__Goal__
Transcribe only the part of the listing below that begins at the line containing "Output a JSON" and runs to its final line, keeping both ends.

__Records for the task__
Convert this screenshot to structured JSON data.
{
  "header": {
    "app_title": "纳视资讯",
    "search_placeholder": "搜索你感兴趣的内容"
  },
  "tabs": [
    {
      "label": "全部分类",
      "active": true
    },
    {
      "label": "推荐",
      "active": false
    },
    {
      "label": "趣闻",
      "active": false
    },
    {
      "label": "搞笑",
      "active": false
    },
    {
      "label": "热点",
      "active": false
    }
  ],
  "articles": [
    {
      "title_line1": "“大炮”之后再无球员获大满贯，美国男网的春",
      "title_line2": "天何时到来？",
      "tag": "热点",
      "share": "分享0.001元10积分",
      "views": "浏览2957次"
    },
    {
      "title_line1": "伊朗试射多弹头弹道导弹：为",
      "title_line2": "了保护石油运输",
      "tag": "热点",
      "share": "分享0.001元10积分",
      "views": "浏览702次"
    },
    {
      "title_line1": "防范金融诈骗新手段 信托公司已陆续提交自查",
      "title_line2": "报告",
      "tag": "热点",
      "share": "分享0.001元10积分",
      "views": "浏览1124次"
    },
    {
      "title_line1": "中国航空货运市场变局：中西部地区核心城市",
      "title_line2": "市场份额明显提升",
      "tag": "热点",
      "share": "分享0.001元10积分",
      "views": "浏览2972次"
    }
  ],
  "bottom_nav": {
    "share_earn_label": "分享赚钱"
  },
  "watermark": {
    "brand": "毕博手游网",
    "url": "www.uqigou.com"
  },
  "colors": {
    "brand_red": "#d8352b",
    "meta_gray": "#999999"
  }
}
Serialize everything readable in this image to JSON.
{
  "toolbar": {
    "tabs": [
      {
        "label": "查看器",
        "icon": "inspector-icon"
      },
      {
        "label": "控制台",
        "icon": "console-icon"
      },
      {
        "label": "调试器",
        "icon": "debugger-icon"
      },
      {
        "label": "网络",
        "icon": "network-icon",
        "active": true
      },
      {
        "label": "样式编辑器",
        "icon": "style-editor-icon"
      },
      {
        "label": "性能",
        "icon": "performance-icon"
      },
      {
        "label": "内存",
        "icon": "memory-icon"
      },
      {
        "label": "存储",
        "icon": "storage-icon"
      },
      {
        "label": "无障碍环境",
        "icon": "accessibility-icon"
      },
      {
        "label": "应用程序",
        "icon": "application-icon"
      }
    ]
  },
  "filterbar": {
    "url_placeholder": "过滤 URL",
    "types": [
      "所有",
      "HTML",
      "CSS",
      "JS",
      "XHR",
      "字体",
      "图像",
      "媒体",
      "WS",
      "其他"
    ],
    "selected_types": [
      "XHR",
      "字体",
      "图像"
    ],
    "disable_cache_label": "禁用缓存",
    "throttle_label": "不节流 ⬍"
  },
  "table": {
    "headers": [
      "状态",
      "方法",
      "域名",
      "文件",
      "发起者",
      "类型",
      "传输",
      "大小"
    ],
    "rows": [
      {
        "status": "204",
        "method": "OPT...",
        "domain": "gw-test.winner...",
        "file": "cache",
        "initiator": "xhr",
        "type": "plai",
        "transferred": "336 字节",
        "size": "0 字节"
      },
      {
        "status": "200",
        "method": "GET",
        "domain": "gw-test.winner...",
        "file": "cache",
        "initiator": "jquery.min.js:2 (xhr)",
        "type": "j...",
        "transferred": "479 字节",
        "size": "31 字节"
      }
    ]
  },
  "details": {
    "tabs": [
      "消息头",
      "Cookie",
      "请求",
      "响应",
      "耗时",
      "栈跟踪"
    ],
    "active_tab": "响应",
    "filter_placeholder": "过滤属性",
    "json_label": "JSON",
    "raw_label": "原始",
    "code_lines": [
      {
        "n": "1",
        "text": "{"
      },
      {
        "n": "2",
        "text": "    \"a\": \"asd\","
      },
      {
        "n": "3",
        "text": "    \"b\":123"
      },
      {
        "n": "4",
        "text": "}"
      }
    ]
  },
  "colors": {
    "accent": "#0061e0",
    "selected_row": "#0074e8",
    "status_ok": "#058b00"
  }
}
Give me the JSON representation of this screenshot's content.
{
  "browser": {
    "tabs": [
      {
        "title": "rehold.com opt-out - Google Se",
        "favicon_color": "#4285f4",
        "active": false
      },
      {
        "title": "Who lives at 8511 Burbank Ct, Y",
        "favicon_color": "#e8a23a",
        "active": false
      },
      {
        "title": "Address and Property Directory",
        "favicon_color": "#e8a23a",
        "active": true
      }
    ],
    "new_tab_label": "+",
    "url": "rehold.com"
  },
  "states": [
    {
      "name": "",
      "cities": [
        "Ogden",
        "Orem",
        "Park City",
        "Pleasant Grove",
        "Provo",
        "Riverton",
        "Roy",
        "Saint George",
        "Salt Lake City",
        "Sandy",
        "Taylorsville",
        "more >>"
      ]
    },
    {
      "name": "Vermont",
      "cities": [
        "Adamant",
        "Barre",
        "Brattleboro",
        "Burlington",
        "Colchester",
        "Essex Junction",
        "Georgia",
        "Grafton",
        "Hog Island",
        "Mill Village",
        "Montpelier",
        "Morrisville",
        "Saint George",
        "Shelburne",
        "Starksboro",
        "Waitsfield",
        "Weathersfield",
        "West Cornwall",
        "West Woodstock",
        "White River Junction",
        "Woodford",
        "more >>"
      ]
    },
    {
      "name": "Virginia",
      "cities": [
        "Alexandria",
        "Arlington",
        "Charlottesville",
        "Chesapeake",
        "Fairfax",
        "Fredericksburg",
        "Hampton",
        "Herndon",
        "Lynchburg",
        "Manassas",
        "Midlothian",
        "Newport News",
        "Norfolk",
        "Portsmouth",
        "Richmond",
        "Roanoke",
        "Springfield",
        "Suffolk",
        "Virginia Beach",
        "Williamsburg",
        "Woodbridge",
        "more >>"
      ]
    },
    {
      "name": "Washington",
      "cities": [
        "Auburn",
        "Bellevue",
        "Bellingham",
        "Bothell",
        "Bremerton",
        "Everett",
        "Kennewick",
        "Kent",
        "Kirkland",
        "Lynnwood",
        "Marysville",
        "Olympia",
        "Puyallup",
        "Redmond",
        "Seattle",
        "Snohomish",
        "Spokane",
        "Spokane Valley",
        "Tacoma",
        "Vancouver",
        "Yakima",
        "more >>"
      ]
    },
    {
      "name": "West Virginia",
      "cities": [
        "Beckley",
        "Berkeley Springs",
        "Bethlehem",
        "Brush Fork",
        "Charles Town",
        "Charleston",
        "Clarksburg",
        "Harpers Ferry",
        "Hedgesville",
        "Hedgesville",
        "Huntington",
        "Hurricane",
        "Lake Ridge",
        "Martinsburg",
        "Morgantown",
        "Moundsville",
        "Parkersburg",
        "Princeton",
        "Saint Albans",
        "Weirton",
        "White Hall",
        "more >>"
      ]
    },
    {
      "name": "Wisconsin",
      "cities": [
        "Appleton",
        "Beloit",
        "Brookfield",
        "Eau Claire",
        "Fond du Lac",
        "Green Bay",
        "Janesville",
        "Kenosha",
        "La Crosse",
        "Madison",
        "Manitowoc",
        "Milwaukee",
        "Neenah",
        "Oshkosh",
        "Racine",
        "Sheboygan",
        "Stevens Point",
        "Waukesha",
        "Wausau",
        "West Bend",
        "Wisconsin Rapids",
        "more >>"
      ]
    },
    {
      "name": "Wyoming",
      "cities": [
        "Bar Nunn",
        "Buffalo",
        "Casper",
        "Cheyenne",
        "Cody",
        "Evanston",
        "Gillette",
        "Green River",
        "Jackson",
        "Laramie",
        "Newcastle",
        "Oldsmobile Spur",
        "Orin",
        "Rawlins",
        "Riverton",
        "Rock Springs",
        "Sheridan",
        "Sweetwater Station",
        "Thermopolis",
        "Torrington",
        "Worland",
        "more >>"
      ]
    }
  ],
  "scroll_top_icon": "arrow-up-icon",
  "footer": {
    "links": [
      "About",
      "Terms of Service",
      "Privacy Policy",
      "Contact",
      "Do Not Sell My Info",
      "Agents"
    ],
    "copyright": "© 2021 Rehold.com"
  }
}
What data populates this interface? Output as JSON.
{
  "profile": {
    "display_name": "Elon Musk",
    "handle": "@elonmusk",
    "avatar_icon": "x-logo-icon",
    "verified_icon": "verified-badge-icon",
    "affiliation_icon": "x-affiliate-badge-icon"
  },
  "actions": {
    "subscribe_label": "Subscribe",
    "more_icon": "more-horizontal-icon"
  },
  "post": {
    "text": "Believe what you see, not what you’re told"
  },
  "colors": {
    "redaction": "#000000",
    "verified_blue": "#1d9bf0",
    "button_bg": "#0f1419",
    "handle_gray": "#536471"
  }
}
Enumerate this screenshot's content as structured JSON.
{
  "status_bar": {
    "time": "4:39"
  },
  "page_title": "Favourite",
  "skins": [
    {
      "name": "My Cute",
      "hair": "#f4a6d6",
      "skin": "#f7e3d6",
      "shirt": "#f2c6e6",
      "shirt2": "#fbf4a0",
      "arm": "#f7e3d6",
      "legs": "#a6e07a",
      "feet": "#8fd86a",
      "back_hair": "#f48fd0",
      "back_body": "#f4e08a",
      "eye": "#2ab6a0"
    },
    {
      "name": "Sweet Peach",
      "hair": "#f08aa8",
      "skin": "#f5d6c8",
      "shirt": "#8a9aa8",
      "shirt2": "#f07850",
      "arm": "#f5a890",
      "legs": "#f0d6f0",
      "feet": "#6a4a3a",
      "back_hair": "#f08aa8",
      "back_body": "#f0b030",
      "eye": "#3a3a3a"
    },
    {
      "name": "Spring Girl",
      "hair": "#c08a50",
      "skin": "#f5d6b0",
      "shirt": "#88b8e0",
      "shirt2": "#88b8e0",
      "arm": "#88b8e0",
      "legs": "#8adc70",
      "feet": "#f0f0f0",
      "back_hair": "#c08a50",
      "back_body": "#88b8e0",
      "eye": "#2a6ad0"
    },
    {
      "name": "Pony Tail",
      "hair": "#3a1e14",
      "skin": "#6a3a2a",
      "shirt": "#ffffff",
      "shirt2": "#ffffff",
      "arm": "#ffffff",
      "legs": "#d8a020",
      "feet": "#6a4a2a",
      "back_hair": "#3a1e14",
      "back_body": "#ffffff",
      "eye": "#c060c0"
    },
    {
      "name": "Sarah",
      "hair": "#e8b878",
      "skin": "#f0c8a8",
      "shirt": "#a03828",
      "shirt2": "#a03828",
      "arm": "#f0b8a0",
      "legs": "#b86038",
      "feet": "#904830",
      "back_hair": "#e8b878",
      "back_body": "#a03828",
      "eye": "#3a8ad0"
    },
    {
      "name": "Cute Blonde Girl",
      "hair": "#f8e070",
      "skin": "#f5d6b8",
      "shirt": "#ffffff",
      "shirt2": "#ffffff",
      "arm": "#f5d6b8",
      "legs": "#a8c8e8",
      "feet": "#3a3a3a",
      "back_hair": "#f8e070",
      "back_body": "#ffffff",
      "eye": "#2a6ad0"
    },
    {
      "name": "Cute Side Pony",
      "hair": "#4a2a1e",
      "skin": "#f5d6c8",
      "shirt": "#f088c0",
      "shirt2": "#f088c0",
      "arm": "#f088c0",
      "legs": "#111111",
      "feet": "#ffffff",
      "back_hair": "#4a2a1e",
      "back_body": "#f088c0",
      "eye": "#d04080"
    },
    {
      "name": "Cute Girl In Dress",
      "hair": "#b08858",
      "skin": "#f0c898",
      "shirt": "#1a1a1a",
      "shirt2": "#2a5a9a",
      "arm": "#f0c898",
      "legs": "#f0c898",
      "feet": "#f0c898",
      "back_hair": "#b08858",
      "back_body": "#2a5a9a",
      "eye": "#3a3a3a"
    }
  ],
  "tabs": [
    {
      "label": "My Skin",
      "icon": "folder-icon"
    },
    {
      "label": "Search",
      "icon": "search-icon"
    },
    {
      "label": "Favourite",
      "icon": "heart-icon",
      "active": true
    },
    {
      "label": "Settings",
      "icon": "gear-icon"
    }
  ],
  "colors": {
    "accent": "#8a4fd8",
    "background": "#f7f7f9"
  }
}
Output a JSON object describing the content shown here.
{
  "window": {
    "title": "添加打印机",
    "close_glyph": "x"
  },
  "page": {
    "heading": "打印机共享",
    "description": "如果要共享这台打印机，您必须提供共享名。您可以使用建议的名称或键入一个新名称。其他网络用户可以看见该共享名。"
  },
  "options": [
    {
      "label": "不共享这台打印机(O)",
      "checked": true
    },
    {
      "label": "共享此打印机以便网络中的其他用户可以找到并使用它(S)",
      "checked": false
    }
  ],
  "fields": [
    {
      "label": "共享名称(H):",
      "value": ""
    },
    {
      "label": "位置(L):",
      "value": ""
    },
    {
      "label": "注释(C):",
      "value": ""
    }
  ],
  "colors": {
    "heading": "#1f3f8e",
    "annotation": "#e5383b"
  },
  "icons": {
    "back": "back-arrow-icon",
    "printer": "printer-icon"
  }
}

__Correct answer__
Output a JSON object describing the content shown here.
{
  "window": {
    "title": "添加打印机",
    "close_glyph": "x"
  },
  "page": {
    "heading": "打印机共享",
    "description": "如果要共享这台打印机，您必须提供共享名。您可以使用建议的名称或键入一个新名称。其他网络用户可以看见该共享名。"
  },
  "options": [
    {
      "label": "不共享这台打印机(O)",
      "checked": true
    },
    {
      "label": "共享此打印机以便网络中的其他用户可以找到并使用它(S)",
      "checked": false
    }
  ],
  "fields": [
    {
      "label": "共享名称(H):",
      "value": ""
    },
    {
      "label": "位置(L):",
      "value": ""
    },
    {
      "label": "注释(C):",
      "value": ""
    }
  ],
  "colors": {
    "heading": "#1f3f8e",
    "annotation": "#e5383b"
  },
  "icons": {
    "back": "back-arrow-icon",
    "printer": "printer-icon"
  }
}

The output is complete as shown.